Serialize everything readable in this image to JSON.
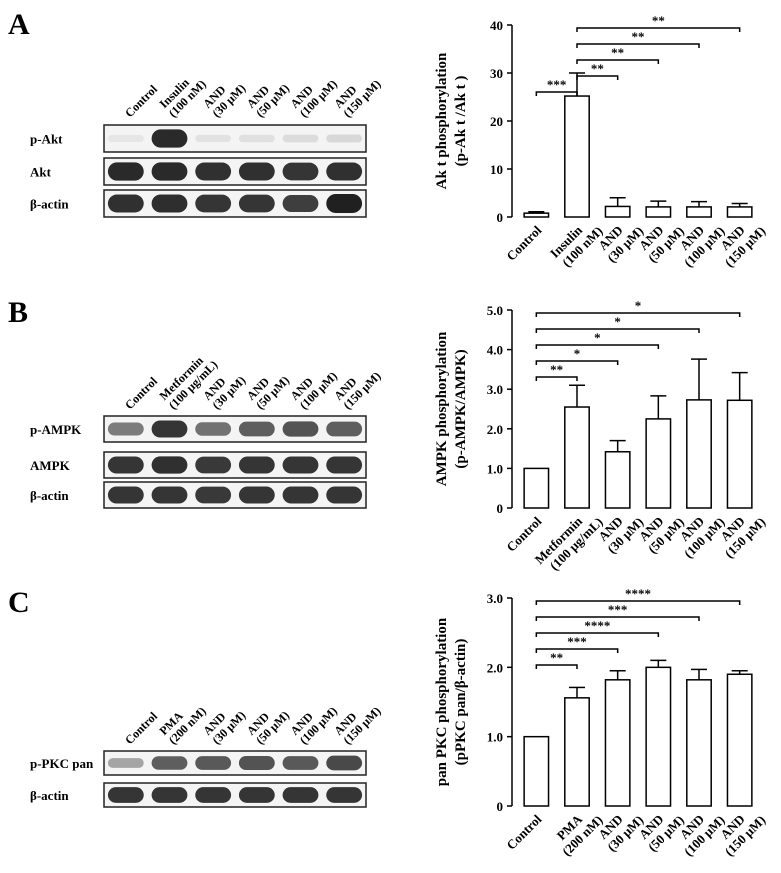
{
  "panels": [
    {
      "letter": "A",
      "blot": {
        "lanes": [
          "Control",
          "Insulin\n(100 nM)",
          "AND\n(30 μM)",
          "AND\n(50 μM)",
          "AND\n(100 μM)",
          "AND\n(150 μM)"
        ],
        "rows": [
          {
            "label": "p-Akt",
            "intensity": [
              0.03,
              0.95,
              0.05,
              0.06,
              0.08,
              0.1
            ]
          },
          {
            "label": "Akt",
            "intensity": [
              0.95,
              0.95,
              0.92,
              0.92,
              0.9,
              0.92
            ]
          },
          {
            "label": "β-actin",
            "intensity": [
              0.92,
              0.93,
              0.9,
              0.9,
              0.85,
              1.0
            ]
          }
        ]
      },
      "chart": {
        "type": "bar",
        "ylabel_lines": [
          "Ak t phosphorylation",
          "(p-Ak t /Ak t )"
        ],
        "categories": [
          "Control",
          "Insulin\n(100 nM)",
          "AND\n(30 μM)",
          "AND\n(50 μM)",
          "AND\n(100 μM)",
          "AND\n(150 μM)"
        ],
        "values": [
          0.8,
          25.2,
          2.2,
          2.1,
          2.1,
          2.1
        ],
        "errors": [
          0.3,
          4.8,
          1.8,
          1.2,
          1.1,
          0.7
        ],
        "ylim": [
          0,
          40
        ],
        "yticks": [
          0,
          10,
          20,
          30,
          40
        ],
        "ytick_labels": [
          "0",
          "10",
          "20",
          "30",
          "40"
        ],
        "sig": [
          {
            "from": 0,
            "to": 1,
            "label": "***"
          },
          {
            "from": 1,
            "to": 2,
            "label": "**"
          },
          {
            "from": 1,
            "to": 3,
            "label": "**"
          },
          {
            "from": 1,
            "to": 4,
            "label": "**"
          },
          {
            "from": 1,
            "to": 5,
            "label": "**"
          }
        ]
      }
    },
    {
      "letter": "B",
      "blot": {
        "lanes": [
          "Control",
          "Metformin\n(100 μg/mL)",
          "AND\n(30 μM)",
          "AND\n(50 μM)",
          "AND\n(100 μM)",
          "AND\n(150 μM)"
        ],
        "rows": [
          {
            "label": "p-AMPK",
            "intensity": [
              0.55,
              0.9,
              0.6,
              0.7,
              0.75,
              0.7
            ]
          },
          {
            "label": "AMPK",
            "intensity": [
              0.9,
              0.92,
              0.88,
              0.9,
              0.9,
              0.9
            ]
          },
          {
            "label": "β-actin",
            "intensity": [
              0.9,
              0.9,
              0.88,
              0.9,
              0.9,
              0.9
            ]
          }
        ]
      },
      "chart": {
        "type": "bar",
        "ylabel_lines": [
          "AMPK phosphorylation",
          "(p-AMPK/AMPK)"
        ],
        "categories": [
          "Control",
          "Metformin\n(100 μg/mL)",
          "AND\n(30 μM)",
          "AND\n(50 μM)",
          "AND\n(100 μM)",
          "AND\n(150 μM)"
        ],
        "values": [
          1.0,
          2.55,
          1.42,
          2.25,
          2.73,
          2.72
        ],
        "errors": [
          0.0,
          0.55,
          0.28,
          0.58,
          1.03,
          0.7
        ],
        "ylim": [
          0,
          5
        ],
        "yticks": [
          0,
          1,
          2,
          3,
          4,
          5
        ],
        "ytick_labels": [
          "0",
          "1.0",
          "2.0",
          "3.0",
          "4.0",
          "5.0"
        ],
        "sig": [
          {
            "from": 0,
            "to": 1,
            "label": "**"
          },
          {
            "from": 0,
            "to": 2,
            "label": "*"
          },
          {
            "from": 0,
            "to": 3,
            "label": "*"
          },
          {
            "from": 0,
            "to": 4,
            "label": "*"
          },
          {
            "from": 0,
            "to": 5,
            "label": "*"
          }
        ]
      }
    },
    {
      "letter": "C",
      "blot": {
        "lanes": [
          "Control",
          "PMA\n(200 nM)",
          "AND\n(30 μM)",
          "AND\n(50 μM)",
          "AND\n(100 μM)",
          "AND\n(150 μM)"
        ],
        "rows": [
          {
            "label": "p-PKC pan",
            "intensity": [
              0.35,
              0.7,
              0.72,
              0.75,
              0.72,
              0.8
            ]
          },
          {
            "label": "β-actin",
            "intensity": [
              0.9,
              0.9,
              0.9,
              0.9,
              0.9,
              0.9
            ]
          }
        ]
      },
      "chart": {
        "type": "bar",
        "ylabel_lines": [
          "pan PKC phosphorylation",
          "(pPKC pan/β-actin)"
        ],
        "categories": [
          "Control",
          "PMA\n(200 nM)",
          "AND\n(30 μM)",
          "AND\n(50 μM)",
          "AND\n(100 μM)",
          "AND\n(150 μM)"
        ],
        "values": [
          1.0,
          1.56,
          1.82,
          2.0,
          1.82,
          1.9
        ],
        "errors": [
          0.0,
          0.15,
          0.13,
          0.1,
          0.15,
          0.05
        ],
        "ylim": [
          0,
          3
        ],
        "yticks": [
          0,
          1,
          2,
          3
        ],
        "ytick_labels": [
          "0",
          "1.0",
          "2.0",
          "3.0"
        ],
        "sig": [
          {
            "from": 0,
            "to": 1,
            "label": "**"
          },
          {
            "from": 0,
            "to": 2,
            "label": "***"
          },
          {
            "from": 0,
            "to": 3,
            "label": "****"
          },
          {
            "from": 0,
            "to": 4,
            "label": "***"
          },
          {
            "from": 0,
            "to": 5,
            "label": "****"
          }
        ]
      }
    }
  ]
}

— What the exercise asks —
Each line above is to be copied verbatim. Drop any image from the copy.

— Correct output —
Serialize everything readable in this image to JSON.
{
  "panels": [
    {
      "letter": "A",
      "blot": {
        "lanes": [
          "Control",
          "Insulin\n(100 nM)",
          "AND\n(30 μM)",
          "AND\n(50 μM)",
          "AND\n(100 μM)",
          "AND\n(150 μM)"
        ],
        "rows": [
          {
            "label": "p-Akt",
            "intensity": [
              0.03,
              0.95,
              0.05,
              0.06,
              0.08,
              0.1
            ]
          },
          {
            "label": "Akt",
            "intensity": [
              0.95,
              0.95,
              0.92,
              0.92,
              0.9,
              0.92
            ]
          },
          {
            "label": "β-actin",
            "intensity": [
              0.92,
              0.93,
              0.9,
              0.9,
              0.85,
              1.0
            ]
          }
        ]
      },
      "chart": {
        "type": "bar",
        "ylabel_lines": [
          "Ak t phosphorylation",
          "(p-Ak t /Ak t )"
        ],
        "categories": [
          "Control",
          "Insulin\n(100 nM)",
          "AND\n(30 μM)",
          "AND\n(50 μM)",
          "AND\n(100 μM)",
          "AND\n(150 μM)"
        ],
        "values": [
          0.8,
          25.2,
          2.2,
          2.1,
          2.1,
          2.1
        ],
        "errors": [
          0.3,
          4.8,
          1.8,
          1.2,
          1.1,
          0.7
        ],
        "ylim": [
          0,
          40
        ],
        "yticks": [
          0,
          10,
          20,
          30,
          40
        ],
        "ytick_labels": [
          "0",
          "10",
          "20",
          "30",
          "40"
        ],
        "sig": [
          {
            "from": 0,
            "to": 1,
            "label": "***"
          },
          {
            "from": 1,
            "to": 2,
            "label": "**"
          },
          {
            "from": 1,
            "to": 3,
            "label": "**"
          },
          {
            "from": 1,
            "to": 4,
            "label": "**"
          },
          {
            "from": 1,
            "to": 5,
            "label": "**"
          }
        ]
      }
    },
    {
      "letter": "B",
      "blot": {
        "lanes": [
          "Control",
          "Metformin\n(100 μg/mL)",
          "AND\n(30 μM)",
          "AND\n(50 μM)",
          "AND\n(100 μM)",
          "AND\n(150 μM)"
        ],
        "rows": [
          {
            "label": "p-AMPK",
            "intensity": [
              0.55,
              0.9,
              0.6,
              0.7,
              0.75,
              0.7
            ]
          },
          {
            "label": "AMPK",
            "intensity": [
              0.9,
              0.92,
              0.88,
              0.9,
              0.9,
              0.9
            ]
          },
          {
            "label": "β-actin",
            "intensity": [
              0.9,
              0.9,
              0.88,
              0.9,
              0.9,
              0.9
            ]
          }
        ]
      },
      "chart": {
        "type": "bar",
        "ylabel_lines": [
          "AMPK phosphorylation",
          "(p-AMPK/AMPK)"
        ],
        "categories": [
          "Control",
          "Metformin\n(100 μg/mL)",
          "AND\n(30 μM)",
          "AND\n(50 μM)",
          "AND\n(100 μM)",
          "AND\n(150 μM)"
        ],
        "values": [
          1.0,
          2.55,
          1.42,
          2.25,
          2.73,
          2.72
        ],
        "errors": [
          0.0,
          0.55,
          0.28,
          0.58,
          1.03,
          0.7
        ],
        "ylim": [
          0,
          5
        ],
        "yticks": [
          0,
          1,
          2,
          3,
          4,
          5
        ],
        "ytick_labels": [
          "0",
          "1.0",
          "2.0",
          "3.0",
          "4.0",
          "5.0"
        ],
        "sig": [
          {
            "from": 0,
            "to": 1,
            "label": "**"
          },
          {
            "from": 0,
            "to": 2,
            "label": "*"
          },
          {
            "from": 0,
            "to": 3,
            "label": "*"
          },
          {
            "from": 0,
            "to": 4,
            "label": "*"
          },
          {
            "from": 0,
            "to": 5,
            "label": "*"
          }
        ]
      }
    },
    {
      "letter": "C",
      "blot": {
        "lanes": [
          "Control",
          "PMA\n(200 nM)",
          "AND\n(30 μM)",
          "AND\n(50 μM)",
          "AND\n(100 μM)",
          "AND\n(150 μM)"
        ],
        "rows": [
          {
            "label": "p-PKC pan",
            "intensity": [
              0.35,
              0.7,
              0.72,
              0.75,
              0.72,
              0.8
            ]
          },
          {
            "label": "β-actin",
            "intensity": [
              0.9,
              0.9,
              0.9,
              0.9,
              0.9,
              0.9
            ]
          }
        ]
      },
      "chart": {
        "type": "bar",
        "ylabel_lines": [
          "pan PKC phosphorylation",
          "(pPKC pan/β-actin)"
        ],
        "categories": [
          "Control",
          "PMA\n(200 nM)",
          "AND\n(30 μM)",
          "AND\n(50 μM)",
          "AND\n(100 μM)",
          "AND\n(150 μM)"
        ],
        "values": [
          1.0,
          1.56,
          1.82,
          2.0,
          1.82,
          1.9
        ],
        "errors": [
          0.0,
          0.15,
          0.13,
          0.1,
          0.15,
          0.05
        ],
        "ylim": [
          0,
          3
        ],
        "yticks": [
          0,
          1,
          2,
          3
        ],
        "ytick_labels": [
          "0",
          "1.0",
          "2.0",
          "3.0"
        ],
        "sig": [
          {
            "from": 0,
            "to": 1,
            "label": "**"
          },
          {
            "from": 0,
            "to": 2,
            "label": "***"
          },
          {
            "from": 0,
            "to": 3,
            "label": "****"
          },
          {
            "from": 0,
            "to": 4,
            "label": "***"
          },
          {
            "from": 0,
            "to": 5,
            "label": "****"
          }
        ]
      }
    }
  ]
}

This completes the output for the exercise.